((
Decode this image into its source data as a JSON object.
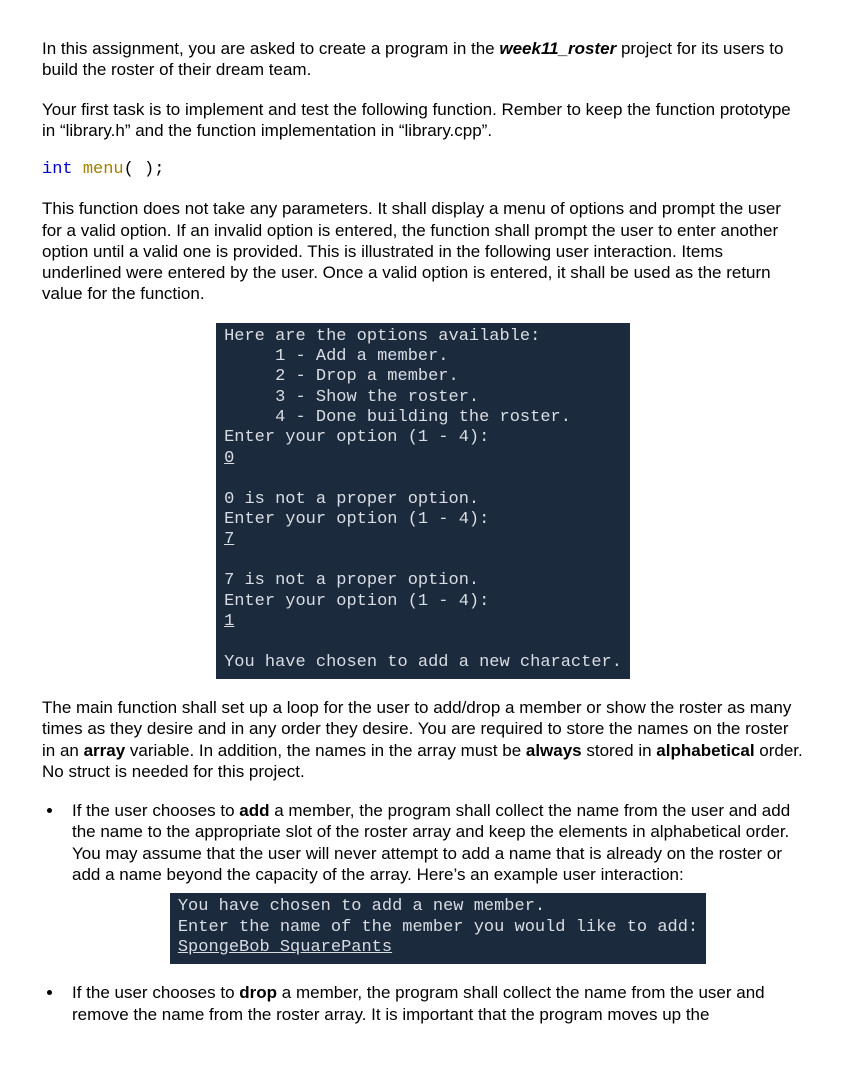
{
  "para1_a": "In this assignment, you are asked to create a program in the ",
  "para1_b": "week11_roster",
  "para1_c": " project for its users to build the roster of their dream team.",
  "para2": "Your first task is to implement and test the following function. Rember to keep the function prototype in “library.h” and the function implementation in “library.cpp”.",
  "code_kw": "int",
  "code_sp": " ",
  "code_fn": "menu",
  "code_tail": "( );",
  "para3": "This function does not take any parameters. It shall display a menu of options and prompt the user for a valid option. If an invalid option is entered, the function shall prompt the user to enter another option until a valid one is provided. This is illustrated in the following user interaction. Items underlined were entered by the user. Once a valid option is entered, it shall be used as the return value for the function.",
  "term1": {
    "l01": "Here are the options available:",
    "l02": "     1 - Add a member.",
    "l03": "     2 - Drop a member.",
    "l04": "     3 - Show the roster.",
    "l05": "     4 - Done building the roster.",
    "l06": "Enter your option (1 - 4):",
    "l07": "0",
    "l08": "",
    "l09": "0 is not a proper option.",
    "l10": "Enter your option (1 - 4):",
    "l11": "7",
    "l12": "",
    "l13": "7 is not a proper option.",
    "l14": "Enter your option (1 - 4):",
    "l15": "1",
    "l16": "",
    "l17": "You have chosen to add a new character."
  },
  "para4_a": "The main function shall set up a loop for the user to add/drop a member or show the roster as many times as they desire and in any order they desire. You are required to store the names on the roster in an ",
  "para4_b": "array",
  "para4_c": " variable. In addition, the names in the array must be ",
  "para4_d": "always",
  "para4_e": " stored in ",
  "para4_f": "alphabetical",
  "para4_g": " order. No struct is needed for this project.",
  "bullet1_a": "If the user chooses to ",
  "bullet1_b": "add",
  "bullet1_c": " a member, the program shall collect the name from the user and add the name to the appropriate slot of the roster array and keep the elements in alphabetical order. You may assume that the user will never attempt to add a name that is already on the roster or add a name beyond the capacity of the array. Here’s an example user interaction:",
  "term2": {
    "l1": "You have chosen to add a new member.",
    "l2": "Enter the name of the member you would like to add:",
    "l3": "SpongeBob SquarePants"
  },
  "bullet2_a": "If the user chooses to ",
  "bullet2_b": "drop",
  "bullet2_c": " a member, the program shall collect the name from the user and remove the name from the roster array. It is important that the program moves up the"
}
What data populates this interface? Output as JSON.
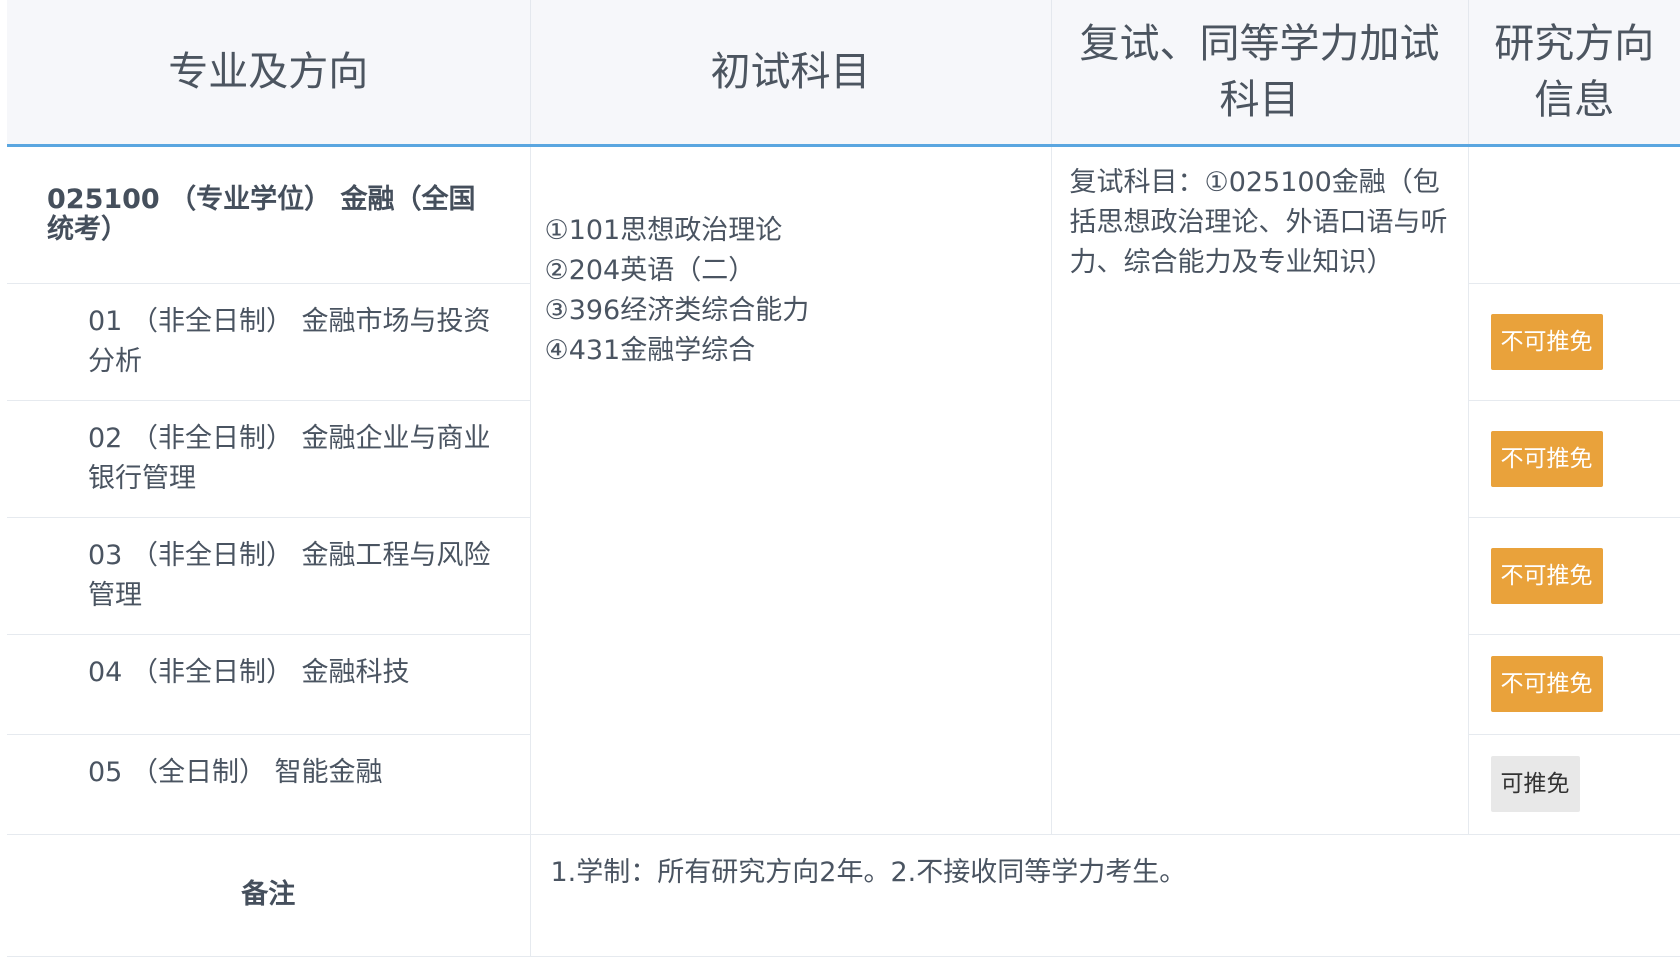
{
  "headers": {
    "major": "专业及方向",
    "initial_exam": "初试科目",
    "retest": "复试、同等学力加试科目",
    "direction_info": "研究方向信息"
  },
  "major": "025100 （专业学位） 金融（全国统考）",
  "directions": [
    {
      "label": "01 （非全日制） 金融市场与投资分析",
      "badge": "不可推免",
      "exempt": false
    },
    {
      "label": "02 （非全日制） 金融企业与商业银行管理",
      "badge": "不可推免",
      "exempt": false
    },
    {
      "label": "03 （非全日制） 金融工程与风险管理",
      "badge": "不可推免",
      "exempt": false
    },
    {
      "label": "04 （非全日制） 金融科技",
      "badge": "不可推免",
      "exempt": false
    },
    {
      "label": "05 （全日制） 智能金融",
      "badge": "可推免",
      "exempt": true
    }
  ],
  "initial_exam_subjects": [
    "①101思想政治理论",
    "②204英语（二）",
    "③396经济类综合能力",
    "④431金融学综合"
  ],
  "retest_subjects": "复试科目：①025100金融（包括思想政治理论、外语口语与听力、综合能力及专业知识）",
  "note": {
    "label": "备注",
    "text": "1.学制：所有研究方向2年。2.不接收同等学力考生。"
  },
  "colors": {
    "header_bg": "#f6f7fa",
    "header_border": "#5aa6e0",
    "badge_no_exempt": "#e9a23b",
    "badge_exempt": "#e8e8e8"
  }
}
))
__PROMPT__
Without including any picture, repeat the data exactly.

__COMPLETED EXERCISE__
Decode this image into its source data as a JSON object.
{
  "para1_a": "In this assignment, you are asked to create a program in the ",
  "para1_b": "week11_roster",
  "para1_c": " project for its users to build the roster of their dream team.",
  "para2": "Your first task is to implement and test the following function. Rember to keep the function prototype in “library.h” and the function implementation in “library.cpp”.",
  "code_kw": "int",
  "code_sp": " ",
  "code_fn": "menu",
  "code_tail": "( );",
  "para3": "This function does not take any parameters. It shall display a menu of options and prompt the user for a valid option. If an invalid option is entered, the function shall prompt the user to enter another option until a valid one is provided. This is illustrated in the following user interaction. Items underlined were entered by the user. Once a valid option is entered, it shall be used as the return value for the function.",
  "term1": {
    "l01": "Here are the options available:",
    "l02": "     1 - Add a member.",
    "l03": "     2 - Drop a member.",
    "l04": "     3 - Show the roster.",
    "l05": "     4 - Done building the roster.",
    "l06": "Enter your option (1 - 4):",
    "l07": "0",
    "l08": "",
    "l09": "0 is not a proper option.",
    "l10": "Enter your option (1 - 4):",
    "l11": "7",
    "l12": "",
    "l13": "7 is not a proper option.",
    "l14": "Enter your option (1 - 4):",
    "l15": "1",
    "l16": "",
    "l17": "You have chosen to add a new character."
  },
  "para4_a": "The main function shall set up a loop for the user to add/drop a member or show the roster as many times as they desire and in any order they desire. You are required to store the names on the roster in an ",
  "para4_b": "array",
  "para4_c": " variable. In addition, the names in the array must be ",
  "para4_d": "always",
  "para4_e": " stored in ",
  "para4_f": "alphabetical",
  "para4_g": " order. No struct is needed for this project.",
  "bullet1_a": "If the user chooses to ",
  "bullet1_b": "add",
  "bullet1_c": " a member, the program shall collect the name from the user and add the name to the appropriate slot of the roster array and keep the elements in alphabetical order. You may assume that the user will never attempt to add a name that is already on the roster or add a name beyond the capacity of the array. Here’s an example user interaction:",
  "term2": {
    "l1": "You have chosen to add a new member.",
    "l2": "Enter the name of the member you would like to add:",
    "l3": "SpongeBob SquarePants"
  },
  "bullet2_a": "If the user chooses to ",
  "bullet2_b": "drop",
  "bullet2_c": " a member, the program shall collect the name from the user and remove the name from the roster array. It is important that the program moves up the"
}
What data populates this interface? Output as JSON.
{
  "headers": {
    "major": "专业及方向",
    "initial_exam": "初试科目",
    "retest": "复试、同等学力加试科目",
    "direction_info": "研究方向信息"
  },
  "major": "025100 （专业学位） 金融（全国统考）",
  "directions": [
    {
      "label": "01 （非全日制） 金融市场与投资分析",
      "badge": "不可推免",
      "exempt": false
    },
    {
      "label": "02 （非全日制） 金融企业与商业银行管理",
      "badge": "不可推免",
      "exempt": false
    },
    {
      "label": "03 （非全日制） 金融工程与风险管理",
      "badge": "不可推免",
      "exempt": false
    },
    {
      "label": "04 （非全日制） 金融科技",
      "badge": "不可推免",
      "exempt": false
    },
    {
      "label": "05 （全日制） 智能金融",
      "badge": "可推免",
      "exempt": true
    }
  ],
  "initial_exam_subjects": [
    "①101思想政治理论",
    "②204英语（二）",
    "③396经济类综合能力",
    "④431金融学综合"
  ],
  "retest_subjects": "复试科目：①025100金融（包括思想政治理论、外语口语与听力、综合能力及专业知识）",
  "note": {
    "label": "备注",
    "text": "1.学制：所有研究方向2年。2.不接收同等学力考生。"
  },
  "colors": {
    "header_bg": "#f6f7fa",
    "header_border": "#5aa6e0",
    "badge_no_exempt": "#e9a23b",
    "badge_exempt": "#e8e8e8"
  }
}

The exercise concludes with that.